━━ Stored rows ━━

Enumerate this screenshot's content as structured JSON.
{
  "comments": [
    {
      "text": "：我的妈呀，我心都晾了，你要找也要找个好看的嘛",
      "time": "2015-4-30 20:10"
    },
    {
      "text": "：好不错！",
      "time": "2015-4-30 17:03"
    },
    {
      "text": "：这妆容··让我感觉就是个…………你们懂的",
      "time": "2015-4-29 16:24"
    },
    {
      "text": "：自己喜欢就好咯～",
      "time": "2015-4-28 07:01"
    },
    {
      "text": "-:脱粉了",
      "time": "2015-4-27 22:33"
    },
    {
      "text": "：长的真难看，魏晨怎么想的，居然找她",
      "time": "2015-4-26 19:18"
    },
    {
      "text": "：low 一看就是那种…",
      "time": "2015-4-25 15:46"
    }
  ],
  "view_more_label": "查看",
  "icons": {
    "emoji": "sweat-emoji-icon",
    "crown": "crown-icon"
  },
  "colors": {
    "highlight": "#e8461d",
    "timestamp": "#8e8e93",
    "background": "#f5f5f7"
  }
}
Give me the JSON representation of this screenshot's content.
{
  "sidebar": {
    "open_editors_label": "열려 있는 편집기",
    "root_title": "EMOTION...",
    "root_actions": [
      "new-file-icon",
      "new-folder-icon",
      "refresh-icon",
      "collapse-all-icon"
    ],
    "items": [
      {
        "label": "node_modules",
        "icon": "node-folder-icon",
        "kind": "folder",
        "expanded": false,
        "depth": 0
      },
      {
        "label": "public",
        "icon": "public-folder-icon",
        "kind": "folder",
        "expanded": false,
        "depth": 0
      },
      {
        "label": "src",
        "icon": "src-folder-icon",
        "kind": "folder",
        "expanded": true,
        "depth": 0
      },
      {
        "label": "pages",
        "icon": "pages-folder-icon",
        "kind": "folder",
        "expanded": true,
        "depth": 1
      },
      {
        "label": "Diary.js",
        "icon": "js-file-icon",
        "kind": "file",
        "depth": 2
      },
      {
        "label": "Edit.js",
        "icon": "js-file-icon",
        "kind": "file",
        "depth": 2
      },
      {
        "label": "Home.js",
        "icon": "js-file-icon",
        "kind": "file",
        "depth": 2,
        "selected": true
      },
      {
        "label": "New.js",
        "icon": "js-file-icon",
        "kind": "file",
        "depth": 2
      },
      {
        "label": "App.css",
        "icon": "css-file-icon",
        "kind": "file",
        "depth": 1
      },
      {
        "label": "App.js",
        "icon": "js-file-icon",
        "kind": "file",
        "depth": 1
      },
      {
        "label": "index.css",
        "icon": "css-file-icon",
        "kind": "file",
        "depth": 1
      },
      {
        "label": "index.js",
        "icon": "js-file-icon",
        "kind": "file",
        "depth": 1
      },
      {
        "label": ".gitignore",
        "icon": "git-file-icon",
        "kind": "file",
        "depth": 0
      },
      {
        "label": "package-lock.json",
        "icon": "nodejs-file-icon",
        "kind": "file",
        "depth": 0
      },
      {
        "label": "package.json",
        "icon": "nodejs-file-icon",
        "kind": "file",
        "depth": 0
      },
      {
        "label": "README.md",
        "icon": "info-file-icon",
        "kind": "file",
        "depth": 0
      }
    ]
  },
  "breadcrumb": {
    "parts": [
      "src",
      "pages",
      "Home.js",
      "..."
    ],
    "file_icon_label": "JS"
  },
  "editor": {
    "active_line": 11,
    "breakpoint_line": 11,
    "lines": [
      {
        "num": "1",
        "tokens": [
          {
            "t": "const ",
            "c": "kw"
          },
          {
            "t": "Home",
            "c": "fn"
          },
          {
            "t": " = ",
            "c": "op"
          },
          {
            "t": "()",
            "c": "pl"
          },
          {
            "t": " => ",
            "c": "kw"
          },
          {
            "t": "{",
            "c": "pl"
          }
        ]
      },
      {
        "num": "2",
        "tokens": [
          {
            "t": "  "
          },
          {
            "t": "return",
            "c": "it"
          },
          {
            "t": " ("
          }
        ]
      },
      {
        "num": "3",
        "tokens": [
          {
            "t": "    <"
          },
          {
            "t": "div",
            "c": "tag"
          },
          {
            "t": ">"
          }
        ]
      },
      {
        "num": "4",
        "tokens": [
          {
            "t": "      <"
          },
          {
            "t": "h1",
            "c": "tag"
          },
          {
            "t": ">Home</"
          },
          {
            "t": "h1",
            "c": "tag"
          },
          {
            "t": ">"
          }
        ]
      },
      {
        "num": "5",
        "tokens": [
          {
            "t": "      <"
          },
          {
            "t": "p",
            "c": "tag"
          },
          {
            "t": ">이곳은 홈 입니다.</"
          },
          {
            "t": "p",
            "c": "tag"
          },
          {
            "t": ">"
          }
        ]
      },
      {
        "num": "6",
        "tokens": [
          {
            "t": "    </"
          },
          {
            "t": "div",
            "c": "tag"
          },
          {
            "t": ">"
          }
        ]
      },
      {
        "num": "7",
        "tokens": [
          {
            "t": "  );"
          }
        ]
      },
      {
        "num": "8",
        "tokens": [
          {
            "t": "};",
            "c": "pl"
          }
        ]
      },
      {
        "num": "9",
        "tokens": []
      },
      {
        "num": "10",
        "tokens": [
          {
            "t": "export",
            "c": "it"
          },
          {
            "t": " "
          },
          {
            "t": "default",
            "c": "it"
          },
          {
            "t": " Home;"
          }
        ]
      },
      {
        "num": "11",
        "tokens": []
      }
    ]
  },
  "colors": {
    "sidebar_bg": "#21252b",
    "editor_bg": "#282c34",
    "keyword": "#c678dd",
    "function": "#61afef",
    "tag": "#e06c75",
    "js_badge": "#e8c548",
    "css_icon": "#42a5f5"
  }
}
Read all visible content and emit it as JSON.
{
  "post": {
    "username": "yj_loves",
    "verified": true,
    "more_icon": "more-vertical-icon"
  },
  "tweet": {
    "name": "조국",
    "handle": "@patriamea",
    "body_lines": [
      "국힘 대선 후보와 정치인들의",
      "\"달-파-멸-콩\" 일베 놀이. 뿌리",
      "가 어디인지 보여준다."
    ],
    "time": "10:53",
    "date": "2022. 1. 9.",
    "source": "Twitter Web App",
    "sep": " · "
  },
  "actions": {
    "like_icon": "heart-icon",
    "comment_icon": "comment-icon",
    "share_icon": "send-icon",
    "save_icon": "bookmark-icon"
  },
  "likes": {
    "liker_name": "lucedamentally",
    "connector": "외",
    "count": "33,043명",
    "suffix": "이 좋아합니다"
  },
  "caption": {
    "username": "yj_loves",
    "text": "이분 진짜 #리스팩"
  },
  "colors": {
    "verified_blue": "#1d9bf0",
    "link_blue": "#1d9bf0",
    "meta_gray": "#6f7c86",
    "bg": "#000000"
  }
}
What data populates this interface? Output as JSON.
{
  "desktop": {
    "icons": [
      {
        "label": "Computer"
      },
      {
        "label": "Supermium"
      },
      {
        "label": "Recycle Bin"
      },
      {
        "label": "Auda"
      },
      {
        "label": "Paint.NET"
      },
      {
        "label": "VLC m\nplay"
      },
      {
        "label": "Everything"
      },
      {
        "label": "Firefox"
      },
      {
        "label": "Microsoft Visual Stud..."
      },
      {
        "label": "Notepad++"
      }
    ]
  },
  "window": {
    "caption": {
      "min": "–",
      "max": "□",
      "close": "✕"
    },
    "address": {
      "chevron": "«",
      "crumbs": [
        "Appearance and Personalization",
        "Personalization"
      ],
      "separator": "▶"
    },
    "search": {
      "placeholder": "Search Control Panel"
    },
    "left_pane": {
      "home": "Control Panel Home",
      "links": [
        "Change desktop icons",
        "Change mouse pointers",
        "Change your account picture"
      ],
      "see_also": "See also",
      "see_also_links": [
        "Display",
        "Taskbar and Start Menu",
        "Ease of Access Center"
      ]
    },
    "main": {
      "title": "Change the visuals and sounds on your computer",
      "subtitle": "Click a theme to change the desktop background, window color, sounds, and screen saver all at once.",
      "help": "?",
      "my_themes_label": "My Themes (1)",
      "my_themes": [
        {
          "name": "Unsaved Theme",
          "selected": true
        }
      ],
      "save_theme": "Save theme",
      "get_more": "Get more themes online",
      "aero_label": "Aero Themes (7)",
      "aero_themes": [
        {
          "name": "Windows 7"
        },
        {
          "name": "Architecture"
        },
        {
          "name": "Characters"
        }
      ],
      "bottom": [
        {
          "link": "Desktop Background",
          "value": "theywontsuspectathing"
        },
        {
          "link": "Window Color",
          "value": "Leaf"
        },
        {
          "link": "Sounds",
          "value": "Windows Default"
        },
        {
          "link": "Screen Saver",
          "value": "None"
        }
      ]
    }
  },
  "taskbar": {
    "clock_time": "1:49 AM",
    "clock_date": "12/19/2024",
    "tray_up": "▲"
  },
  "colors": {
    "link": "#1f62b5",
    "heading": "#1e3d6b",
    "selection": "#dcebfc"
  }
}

━━━

### Your goal
Leave out every line without the string "Personalization" and copy the rest.

### Response for this exercise
        "Appearance and Personalization",
        "Personalization"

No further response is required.